↓

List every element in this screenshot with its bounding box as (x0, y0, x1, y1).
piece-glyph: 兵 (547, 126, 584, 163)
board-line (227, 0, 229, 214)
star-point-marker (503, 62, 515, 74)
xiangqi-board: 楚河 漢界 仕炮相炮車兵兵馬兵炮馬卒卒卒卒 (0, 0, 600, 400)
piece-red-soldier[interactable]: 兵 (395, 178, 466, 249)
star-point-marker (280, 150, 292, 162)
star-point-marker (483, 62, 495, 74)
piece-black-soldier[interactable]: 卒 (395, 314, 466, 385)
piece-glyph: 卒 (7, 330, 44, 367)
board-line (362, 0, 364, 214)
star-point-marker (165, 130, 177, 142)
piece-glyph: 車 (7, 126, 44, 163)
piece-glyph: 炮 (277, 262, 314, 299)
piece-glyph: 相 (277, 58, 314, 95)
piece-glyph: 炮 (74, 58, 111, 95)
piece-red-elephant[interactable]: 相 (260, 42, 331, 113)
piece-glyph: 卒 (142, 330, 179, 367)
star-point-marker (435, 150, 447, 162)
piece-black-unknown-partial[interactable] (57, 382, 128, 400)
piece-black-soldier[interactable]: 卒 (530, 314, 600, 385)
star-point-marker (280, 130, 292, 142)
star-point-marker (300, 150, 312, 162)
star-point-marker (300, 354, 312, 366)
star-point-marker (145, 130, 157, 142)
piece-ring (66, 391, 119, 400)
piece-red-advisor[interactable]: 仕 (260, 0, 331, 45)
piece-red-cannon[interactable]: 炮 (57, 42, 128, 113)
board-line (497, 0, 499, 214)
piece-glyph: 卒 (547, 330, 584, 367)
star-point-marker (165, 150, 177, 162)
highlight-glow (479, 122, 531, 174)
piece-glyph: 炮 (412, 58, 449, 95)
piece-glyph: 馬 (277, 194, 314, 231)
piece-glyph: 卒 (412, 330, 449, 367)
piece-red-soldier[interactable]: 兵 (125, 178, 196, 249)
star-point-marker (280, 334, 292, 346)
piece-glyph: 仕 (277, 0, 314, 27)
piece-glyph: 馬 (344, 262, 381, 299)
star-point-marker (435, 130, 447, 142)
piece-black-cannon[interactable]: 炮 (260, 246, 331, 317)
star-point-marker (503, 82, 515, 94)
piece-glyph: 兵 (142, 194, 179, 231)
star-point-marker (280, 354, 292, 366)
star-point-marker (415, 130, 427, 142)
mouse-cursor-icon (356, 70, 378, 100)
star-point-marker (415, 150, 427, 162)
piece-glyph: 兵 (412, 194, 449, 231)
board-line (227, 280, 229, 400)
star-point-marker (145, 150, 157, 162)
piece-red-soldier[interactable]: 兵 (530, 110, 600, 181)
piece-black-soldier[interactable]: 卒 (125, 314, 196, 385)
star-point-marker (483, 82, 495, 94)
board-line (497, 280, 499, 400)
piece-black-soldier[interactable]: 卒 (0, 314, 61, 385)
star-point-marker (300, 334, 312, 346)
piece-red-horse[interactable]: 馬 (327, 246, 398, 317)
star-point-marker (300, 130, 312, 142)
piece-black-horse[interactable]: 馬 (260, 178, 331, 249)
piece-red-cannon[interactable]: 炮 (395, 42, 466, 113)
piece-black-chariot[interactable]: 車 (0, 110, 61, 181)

↑

● What to produce: Rewrite the listing with every "board-line" changed to "grid-line", leaving everything else unchanged.

● Answer to this task:
List every element in this screenshot with its bounding box as (x0, y0, x1, y1).
piece-glyph: 兵 (547, 126, 584, 163)
grid-line (227, 0, 229, 214)
star-point-marker (503, 62, 515, 74)
xiangqi-board: 楚河 漢界 仕炮相炮車兵兵馬兵炮馬卒卒卒卒 (0, 0, 600, 400)
piece-red-soldier[interactable]: 兵 (395, 178, 466, 249)
star-point-marker (280, 150, 292, 162)
star-point-marker (483, 62, 495, 74)
piece-black-soldier[interactable]: 卒 (395, 314, 466, 385)
piece-glyph: 卒 (7, 330, 44, 367)
grid-line (362, 0, 364, 214)
star-point-marker (165, 130, 177, 142)
piece-glyph: 車 (7, 126, 44, 163)
piece-glyph: 炮 (277, 262, 314, 299)
piece-glyph: 相 (277, 58, 314, 95)
piece-glyph: 炮 (74, 58, 111, 95)
piece-red-elephant[interactable]: 相 (260, 42, 331, 113)
piece-glyph: 卒 (142, 330, 179, 367)
star-point-marker (435, 150, 447, 162)
piece-black-unknown-partial[interactable] (57, 382, 128, 400)
piece-black-soldier[interactable]: 卒 (530, 314, 600, 385)
star-point-marker (280, 130, 292, 142)
star-point-marker (300, 150, 312, 162)
star-point-marker (300, 354, 312, 366)
star-point-marker (145, 130, 157, 142)
piece-ring (66, 391, 119, 400)
piece-red-advisor[interactable]: 仕 (260, 0, 331, 45)
piece-red-cannon[interactable]: 炮 (57, 42, 128, 113)
grid-line (497, 0, 499, 214)
piece-glyph: 卒 (547, 330, 584, 367)
star-point-marker (165, 150, 177, 162)
highlight-glow (479, 122, 531, 174)
piece-glyph: 炮 (412, 58, 449, 95)
piece-glyph: 馬 (277, 194, 314, 231)
piece-glyph: 卒 (412, 330, 449, 367)
piece-red-soldier[interactable]: 兵 (125, 178, 196, 249)
star-point-marker (280, 334, 292, 346)
piece-glyph: 仕 (277, 0, 314, 27)
piece-glyph: 馬 (344, 262, 381, 299)
star-point-marker (435, 130, 447, 142)
piece-black-cannon[interactable]: 炮 (260, 246, 331, 317)
star-point-marker (503, 82, 515, 94)
piece-glyph: 兵 (142, 194, 179, 231)
star-point-marker (280, 354, 292, 366)
star-point-marker (415, 130, 427, 142)
mouse-cursor-icon (356, 70, 378, 100)
star-point-marker (415, 150, 427, 162)
piece-glyph: 兵 (412, 194, 449, 231)
grid-line (227, 280, 229, 400)
star-point-marker (145, 150, 157, 162)
piece-red-soldier[interactable]: 兵 (530, 110, 600, 181)
piece-black-soldier[interactable]: 卒 (125, 314, 196, 385)
star-point-marker (483, 82, 495, 94)
grid-line (497, 280, 499, 400)
piece-black-soldier[interactable]: 卒 (0, 314, 61, 385)
star-point-marker (300, 334, 312, 346)
piece-red-horse[interactable]: 馬 (327, 246, 398, 317)
star-point-marker (300, 130, 312, 142)
piece-black-horse[interactable]: 馬 (260, 178, 331, 249)
piece-red-cannon[interactable]: 炮 (395, 42, 466, 113)
piece-black-chariot[interactable]: 車 (0, 110, 61, 181)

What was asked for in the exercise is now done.